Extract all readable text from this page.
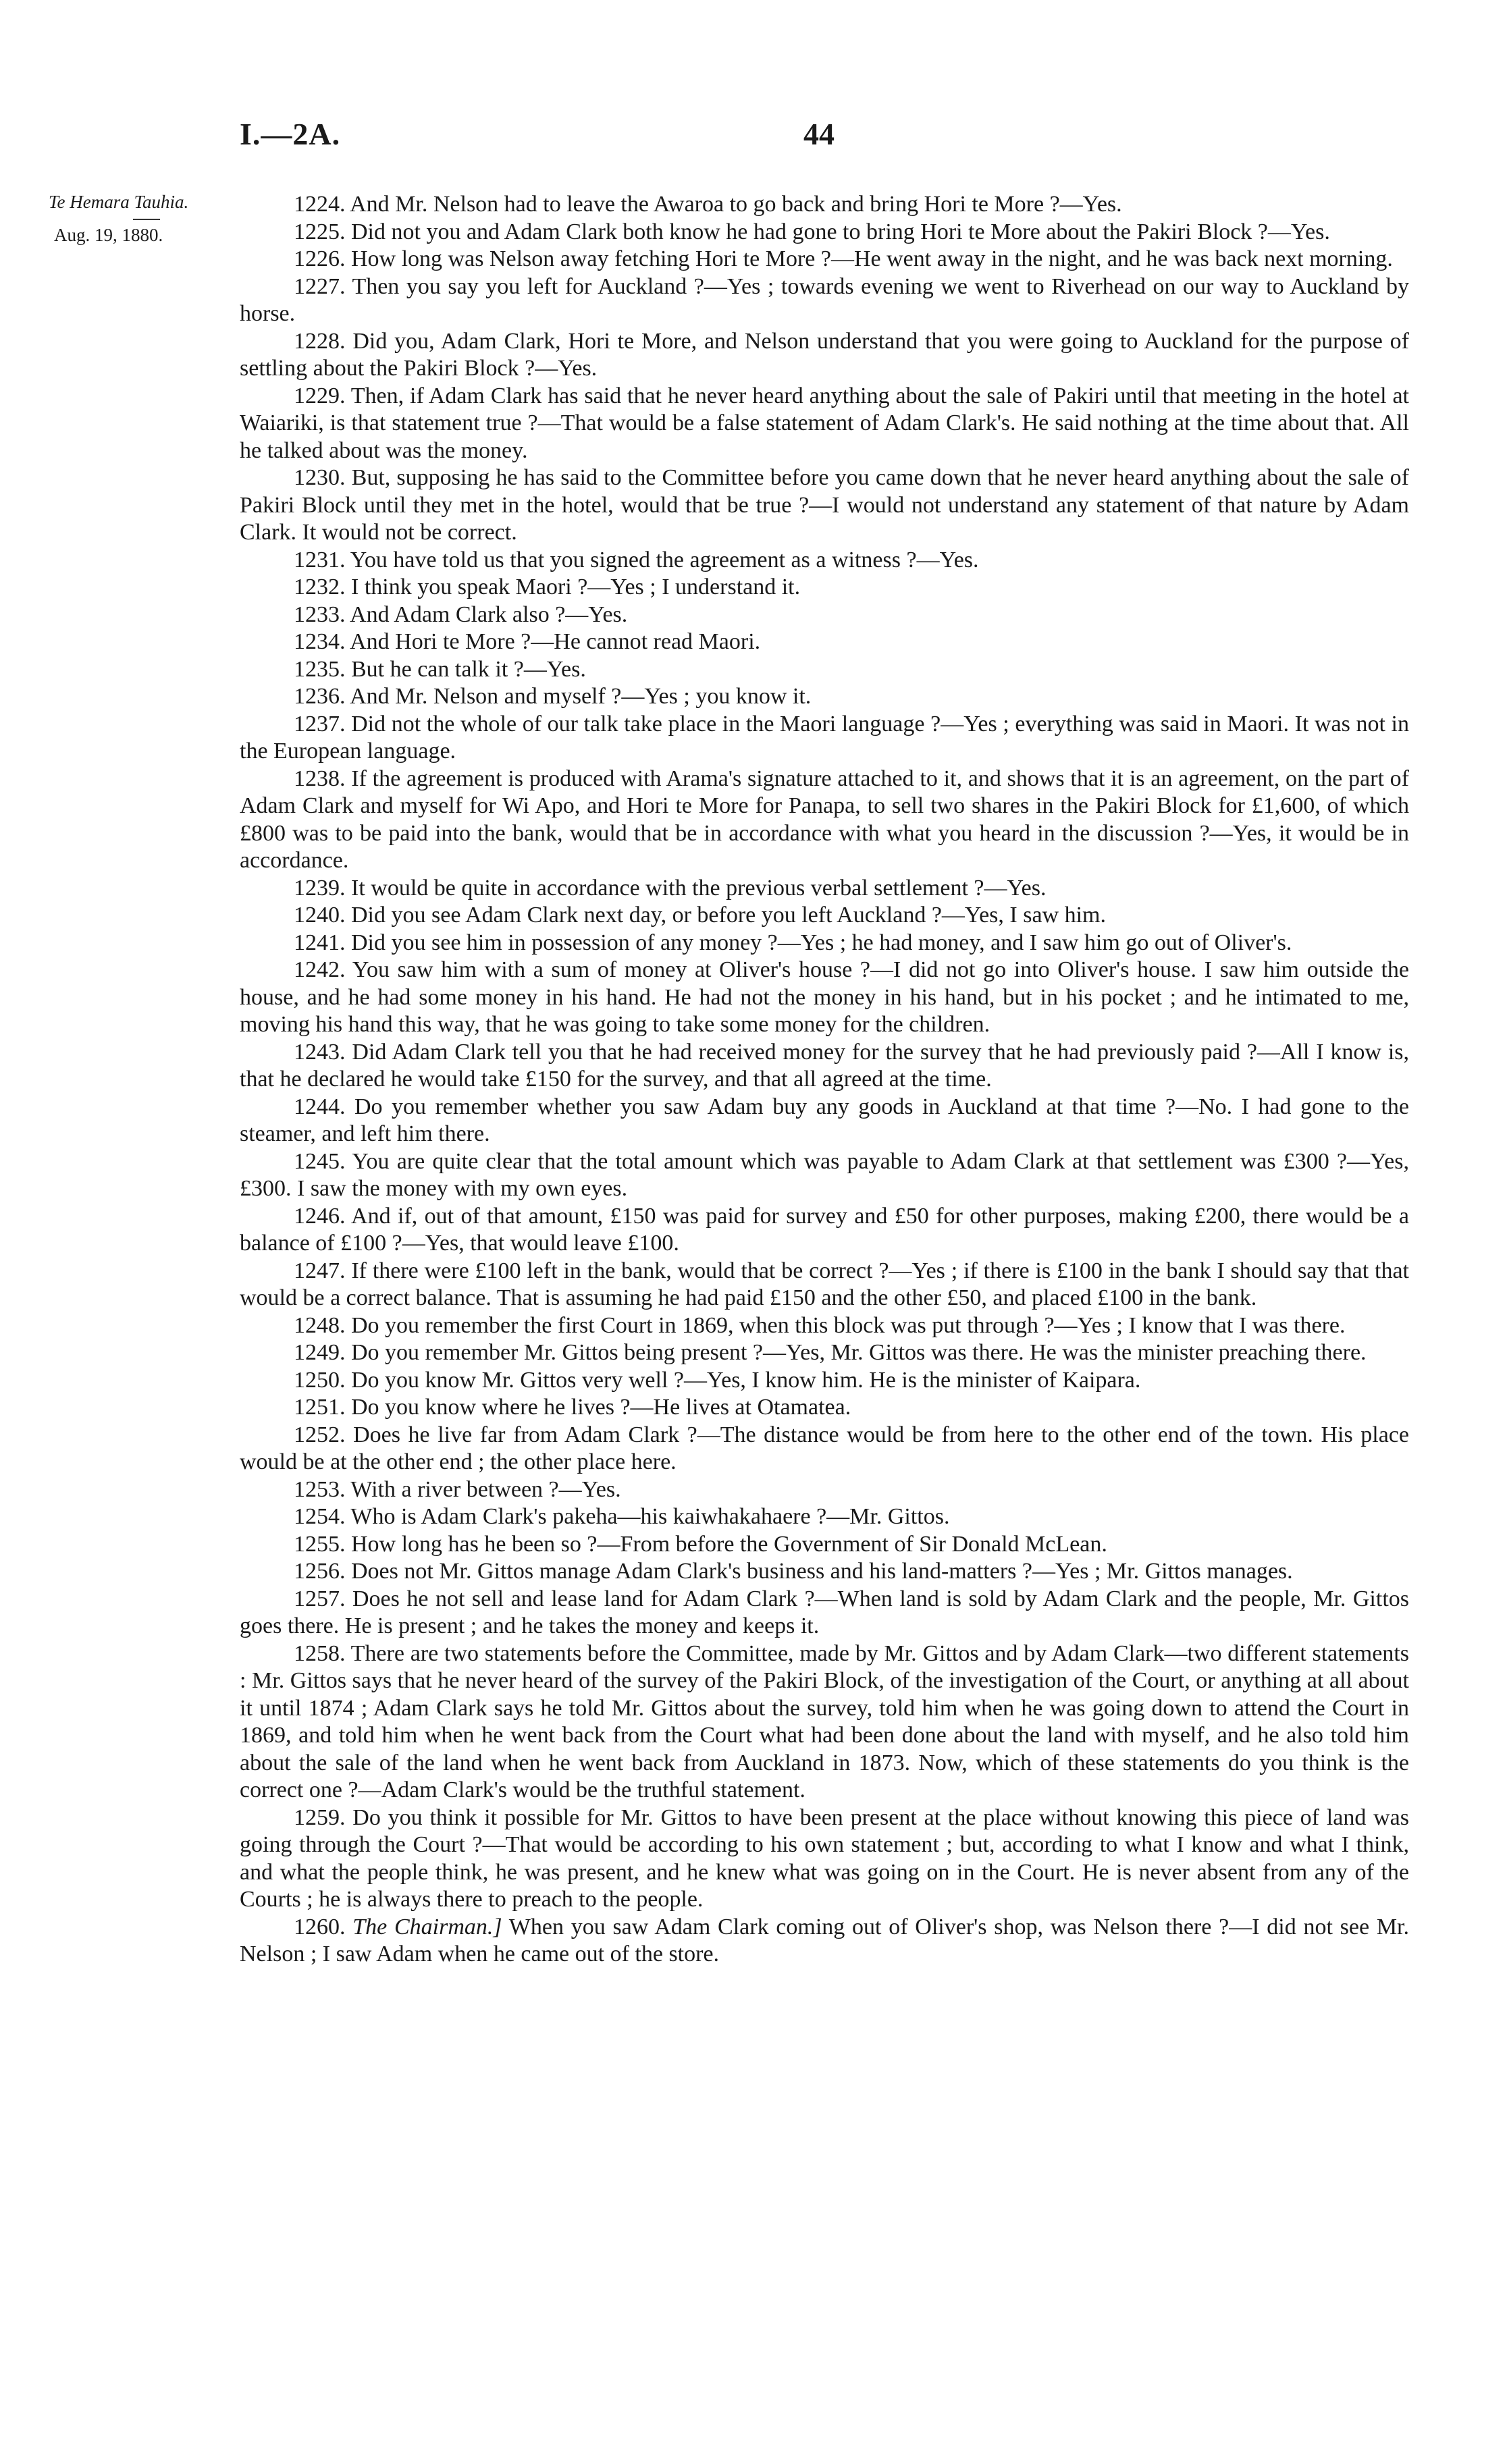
I.—2A.	44
Te Hemara Tauhia.
Aug. 19, 1880.

1224. And Mr. Nelson had to leave the Awaroa to go back and bring Hori te More ?—Yes.

1225. Did not you and Adam Clark both know he had gone to bring Hori te More about the Pakiri Block ?—Yes.

1226. How long was Nelson away fetching Hori te More ?—He went away in the night, and he was back next morning.

1227. Then you say you left for Auckland ?—Yes ; towards evening we went to Riverhead on our way to Auckland by horse.

1228. Did you, Adam Clark, Hori te More, and Nelson understand that you were going to Auckland for the purpose of settling about the Pakiri Block ?—Yes.

1229. Then, if Adam Clark has said that he never heard anything about the sale of Pakiri until that meeting in the hotel at Waiariki, is that statement true ?—That would be a false statement of Adam Clark's. He said nothing at the time about that. All he talked about was the money.

1230. But, supposing he has said to the Committee before you came down that he never heard anything about the sale of Pakiri Block until they met in the hotel, would that be true ?—I would not understand any statement of that nature by Adam Clark. It would not be correct.

1231. You have told us that you signed the agreement as a witness ?—Yes.

1232. I think you speak Maori ?—Yes ; I understand it.

1233. And Adam Clark also ?—Yes.

1234. And Hori te More ?—He cannot read Maori.

1235. But he can talk it ?—Yes.

1236. And Mr. Nelson and myself ?—Yes ; you know it.

1237. Did not the whole of our talk take place in the Maori language ?—Yes ; everything was said in Maori. It was not in the European language.

1238. If the agreement is produced with Arama's signature attached to it, and shows that it is an agreement, on the part of Adam Clark and myself for Wi Apo, and Hori te More for Panapa, to sell two shares in the Pakiri Block for £1,600, of which £800 was to be paid into the bank, would that be in accordance with what you heard in the discussion ?—Yes, it would be in accordance.

1239. It would be quite in accordance with the previous verbal settlement ?—Yes.

1240. Did you see Adam Clark next day, or before you left Auckland ?—Yes, I saw him.

1241. Did you see him in possession of any money ?—Yes ; he had money, and I saw him go out of Oliver's.

1242. You saw him with a sum of money at Oliver's house ?—I did not go into Oliver's house. I saw him outside the house, and he had some money in his hand. He had not the money in his hand, but in his pocket ; and he intimated to me, moving his hand this way, that he was going to take some money for the children.

1243. Did Adam Clark tell you that he had received money for the survey that he had previously paid ?—All I know is, that he declared he would take £150 for the survey, and that all agreed at the time.

1244. Do you remember whether you saw Adam buy any goods in Auckland at that time ?—No. I had gone to the steamer, and left him there.

1245. You are quite clear that the total amount which was payable to Adam Clark at that settlement was £300 ?—Yes, £300. I saw the money with my own eyes.

1246. And if, out of that amount, £150 was paid for survey and £50 for other purposes, making £200, there would be a balance of £100 ?—Yes, that would leave £100.

1247. If there were £100 left in the bank, would that be correct ?—Yes ; if there is £100 in the bank I should say that that would be a correct balance. That is assuming he had paid £150 and the other £50, and placed £100 in the bank.

1248. Do you remember the first Court in 1869, when this block was put through ?—Yes ; I know that I was there.

1249. Do you remember Mr. Gittos being present ?—Yes, Mr. Gittos was there. He was the minister preaching there.

1250. Do you know Mr. Gittos very well ?—Yes, I know him. He is the minister of Kaipara.

1251. Do you know where he lives ?—He lives at Otamatea.

1252. Does he live far from Adam Clark ?—The distance would be from here to the other end of the town. His place would be at the other end ; the other place here.

1253. With a river between ?—Yes.

1254. Who is Adam Clark's pakeha—his kaiwhakahaere ?—Mr. Gittos.

1255. How long has he been so ?—From before the Government of Sir Donald McLean.

1256. Does not Mr. Gittos manage Adam Clark's business and his land-matters ?—Yes ; Mr. Gittos manages.

1257. Does he not sell and lease land for Adam Clark ?—When land is sold by Adam Clark and the people, Mr. Gittos goes there. He is present ; and he takes the money and keeps it.

1258. There are two statements before the Committee, made by Mr. Gittos and by Adam Clark—two different statements : Mr. Gittos says that he never heard of the survey of the Pakiri Block, of the investigation of the Court, or anything at all about it until 1874 ; Adam Clark says he told Mr. Gittos about the survey, told him when he was going down to attend the Court in 1869, and told him when he went back from the Court what had been done about the land with myself, and he also told him about the sale of the land when he went back from Auckland in 1873. Now, which of these statements do you think is the correct one ?—Adam Clark's would be the truthful statement.

1259. Do you think it possible for Mr. Gittos to have been present at the place without knowing this piece of land was going through the Court ?—That would be according to his own statement ; but, according to what I know and what I think, and what the people think, he was present, and he knew what was going on in the Court. He is never absent from any of the Courts ; he is always there to preach to the people.

1260. The Chairman.] When you saw Adam Clark coming out of Oliver's shop, was Nelson there ?—I did not see Mr. Nelson ; I saw Adam when he came out of the store.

=-=-=

*GIVEN REQUEST*
Reproduce every line of the listing above in which the string "present" appears.

*SOLUTION FOR THIS EXERCISE*
1249. Do you remember Mr. Gittos being present ?—Yes, Mr. Gittos was there. He was the minister preaching there.
1257. Does he not sell and lease land for Adam Clark ?—When land is sold by Adam Clark and the people, Mr. Gittos goes there. He is present ; and he takes the money and keeps it.
1259. Do you think it possible for Mr. Gittos to have been present at the place without knowing this piece of land was going through the Court ?—That would be according to his own statement ; but, according to what I know and what I think, and what the people think, he was present, and he knew what was going on in the Court. He is never absent from any of the Courts ; he is always there to preach to the people.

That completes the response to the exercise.